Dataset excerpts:

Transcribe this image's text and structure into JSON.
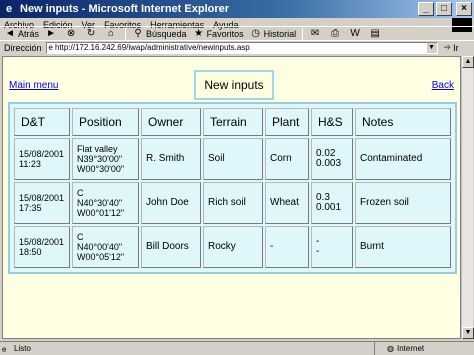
{
  "window": {
    "title": "New inputs - Microsoft Internet Explorer",
    "minimize_glyph": "_",
    "maximize_glyph": "□",
    "close_glyph": "×"
  },
  "menu": [
    "Archivo",
    "Edición",
    "Ver",
    "Favoritos",
    "Herramientas",
    "Ayuda"
  ],
  "toolbar": {
    "back": "Atrás",
    "search": "Búsqueda",
    "favorites": "Favoritos",
    "history": "Historial"
  },
  "address": {
    "label": "Dirección",
    "url": "http://172.16.242.69/iwap/administrative/newinputs.asp",
    "go": "Ir"
  },
  "page": {
    "main_menu": "Main menu",
    "heading": "New inputs",
    "back": "Back"
  },
  "table": {
    "headers": [
      "D&T",
      "Position",
      "Owner",
      "Terrain",
      "Plant",
      "H&S",
      "Notes"
    ],
    "rows": [
      {
        "dt": [
          "15/08/2001",
          "11:23"
        ],
        "position": [
          "Flat valley",
          "N39°30'00\"",
          "W00°30'00\""
        ],
        "owner": "R. Smith",
        "terrain": "Soil",
        "plant": "Corn",
        "hs": [
          "0.02",
          "0.003"
        ],
        "notes": "Contaminated"
      },
      {
        "dt": [
          "15/08/2001",
          "17:35"
        ],
        "position": [
          "C",
          "N40°30'40\"",
          "W00°01'12\""
        ],
        "owner": "John Doe",
        "terrain": "Rich soil",
        "plant": "Wheat",
        "hs": [
          "0.3",
          "0.001"
        ],
        "notes": "Frozen soil"
      },
      {
        "dt": [
          "15/08/2001",
          "18:50"
        ],
        "position": [
          "C",
          "N40°00'40\"",
          "W00°05'12\""
        ],
        "owner": "Bill Doors",
        "terrain": "Rocky",
        "plant": "-",
        "hs": [
          "-",
          "-"
        ],
        "notes": "Burnt"
      }
    ]
  },
  "status": {
    "text": "Listo",
    "zone": "Internet"
  }
}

*Problem to solve*
Select and copy every line of the material that holds the string "Internet".

*Answer below*
    "title": "New inputs - Microsoft Internet Explorer",
    "zone": "Internet"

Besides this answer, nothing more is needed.